= Aim =
Using the records provided below, locate and copy each line that contains the word "version".

= Records supplied =

------------------------------------------------------------------------

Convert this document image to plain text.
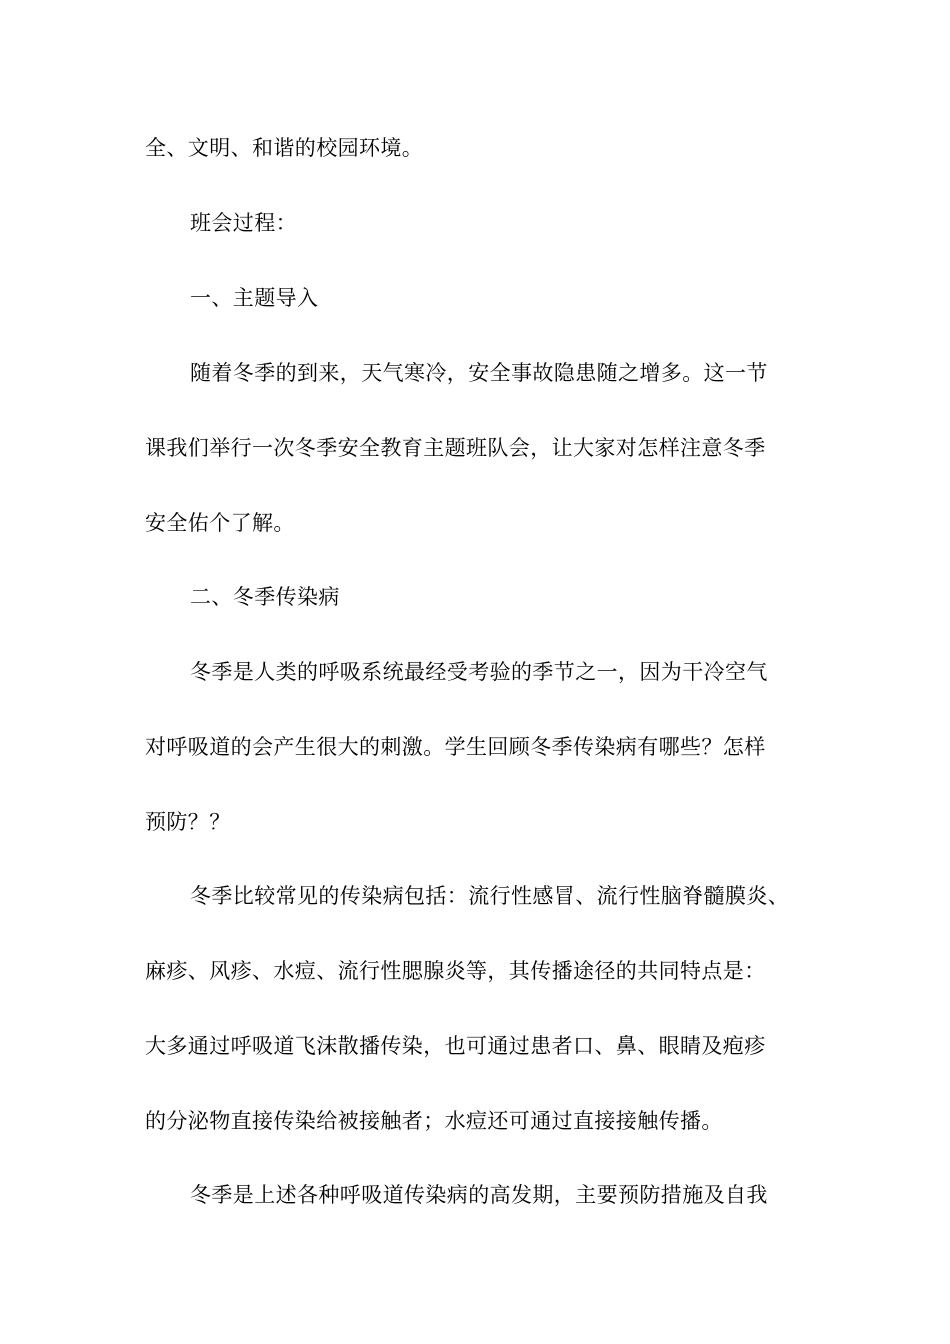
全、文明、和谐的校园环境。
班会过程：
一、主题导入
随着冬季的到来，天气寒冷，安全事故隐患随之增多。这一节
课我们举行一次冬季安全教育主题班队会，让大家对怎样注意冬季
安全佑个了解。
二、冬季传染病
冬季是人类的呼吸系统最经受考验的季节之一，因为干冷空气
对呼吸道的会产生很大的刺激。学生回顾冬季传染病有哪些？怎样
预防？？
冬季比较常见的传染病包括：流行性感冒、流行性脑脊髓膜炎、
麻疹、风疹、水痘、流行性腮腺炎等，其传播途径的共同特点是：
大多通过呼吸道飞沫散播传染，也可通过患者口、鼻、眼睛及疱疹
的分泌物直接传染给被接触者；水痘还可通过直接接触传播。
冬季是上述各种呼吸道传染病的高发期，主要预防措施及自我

------------------------------------------------------------------------

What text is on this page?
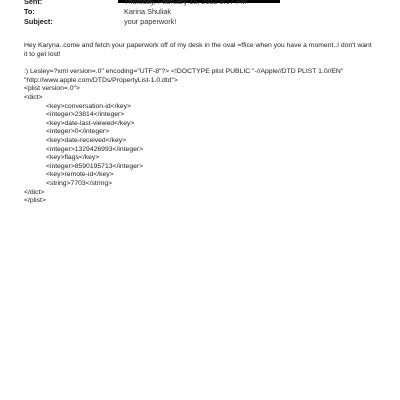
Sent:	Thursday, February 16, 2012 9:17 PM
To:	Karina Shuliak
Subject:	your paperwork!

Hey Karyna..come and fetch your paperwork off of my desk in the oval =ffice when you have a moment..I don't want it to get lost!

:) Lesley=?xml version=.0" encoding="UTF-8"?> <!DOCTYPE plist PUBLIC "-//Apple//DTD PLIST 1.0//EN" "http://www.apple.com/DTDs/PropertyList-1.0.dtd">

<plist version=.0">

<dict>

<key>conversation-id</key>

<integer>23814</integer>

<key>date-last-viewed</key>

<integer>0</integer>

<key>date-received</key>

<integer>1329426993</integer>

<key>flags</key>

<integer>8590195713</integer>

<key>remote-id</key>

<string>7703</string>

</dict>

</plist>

------------------------------------------------------------------------

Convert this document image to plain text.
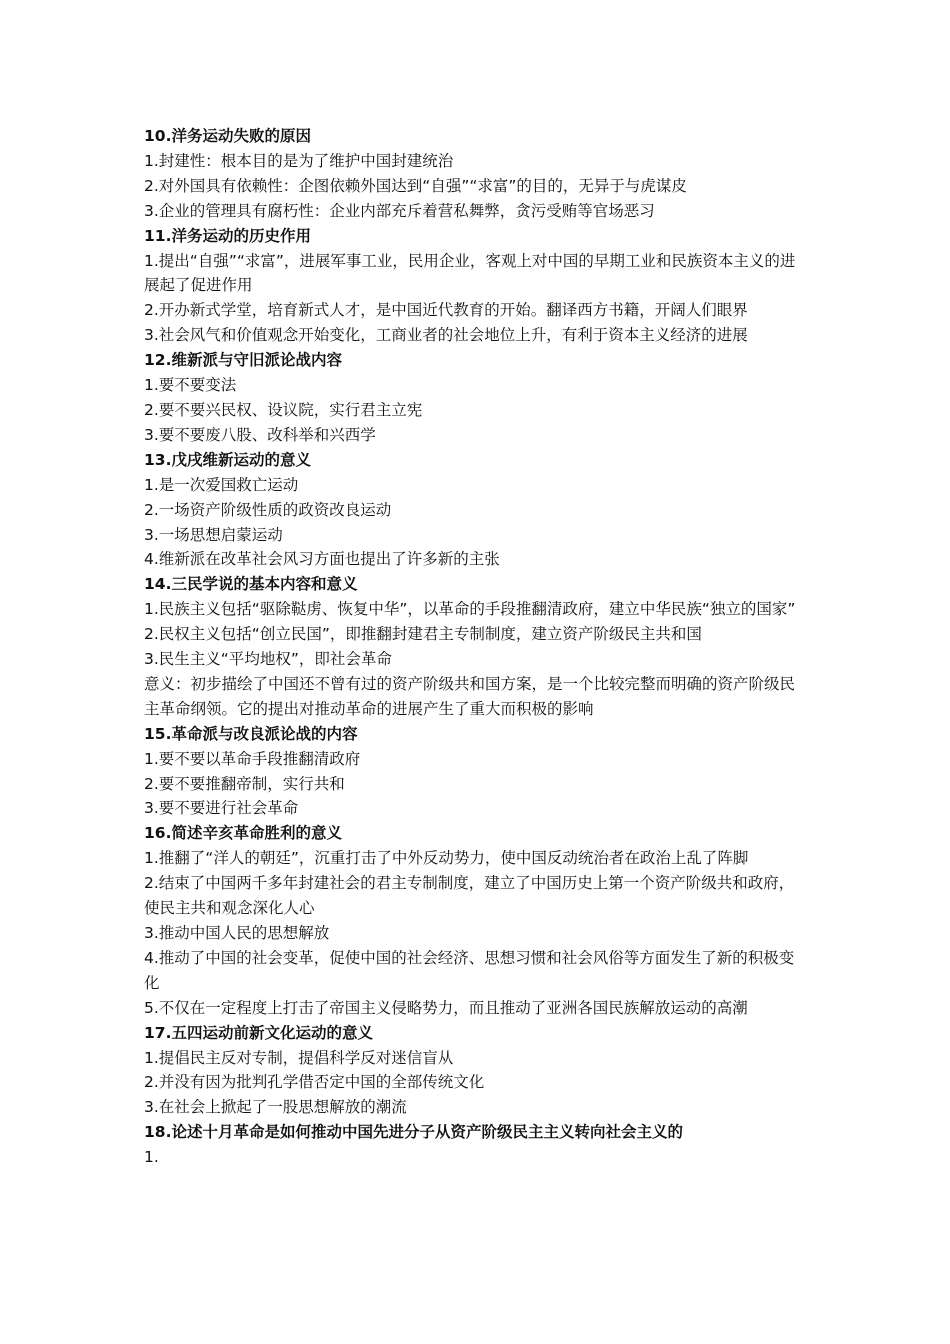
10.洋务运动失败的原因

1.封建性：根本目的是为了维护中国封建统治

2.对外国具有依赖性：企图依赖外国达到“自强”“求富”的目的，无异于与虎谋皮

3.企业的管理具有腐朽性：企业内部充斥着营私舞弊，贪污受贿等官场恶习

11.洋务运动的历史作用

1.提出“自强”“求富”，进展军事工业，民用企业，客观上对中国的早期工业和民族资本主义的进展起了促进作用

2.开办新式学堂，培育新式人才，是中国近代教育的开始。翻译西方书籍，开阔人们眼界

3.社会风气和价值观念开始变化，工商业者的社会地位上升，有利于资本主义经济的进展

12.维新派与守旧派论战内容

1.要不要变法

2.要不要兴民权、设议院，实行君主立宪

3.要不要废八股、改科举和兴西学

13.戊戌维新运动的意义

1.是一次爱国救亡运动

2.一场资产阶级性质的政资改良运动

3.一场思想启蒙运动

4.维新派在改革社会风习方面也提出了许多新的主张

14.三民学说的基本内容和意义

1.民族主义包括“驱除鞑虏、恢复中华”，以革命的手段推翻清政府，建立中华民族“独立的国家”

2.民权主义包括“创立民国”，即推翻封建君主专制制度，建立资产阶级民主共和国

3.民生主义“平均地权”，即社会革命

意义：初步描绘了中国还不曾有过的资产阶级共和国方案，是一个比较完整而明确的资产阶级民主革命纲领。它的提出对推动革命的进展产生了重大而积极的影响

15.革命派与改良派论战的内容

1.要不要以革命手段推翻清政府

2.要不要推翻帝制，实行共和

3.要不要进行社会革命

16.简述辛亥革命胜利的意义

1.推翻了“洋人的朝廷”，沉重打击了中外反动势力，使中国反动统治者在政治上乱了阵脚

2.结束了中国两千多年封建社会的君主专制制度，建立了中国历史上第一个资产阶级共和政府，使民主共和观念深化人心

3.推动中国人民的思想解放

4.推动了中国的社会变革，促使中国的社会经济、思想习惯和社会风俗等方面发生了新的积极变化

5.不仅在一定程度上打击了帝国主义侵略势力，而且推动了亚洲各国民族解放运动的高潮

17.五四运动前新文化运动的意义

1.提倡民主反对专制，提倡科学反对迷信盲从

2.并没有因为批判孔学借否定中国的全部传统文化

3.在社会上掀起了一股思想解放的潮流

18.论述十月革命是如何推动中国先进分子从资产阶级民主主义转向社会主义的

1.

------------------------------------------------------------------------

= Response to this exercise =
:) Lesley=?xml version=.0" encoding="UTF-8"?> <!DOCTYPE plist PUBLIC "-//Apple//DTD PLIST 1.0//EN" "http://www.apple.com/DTDs/PropertyList-1.0.dtd">
<plist version=.0">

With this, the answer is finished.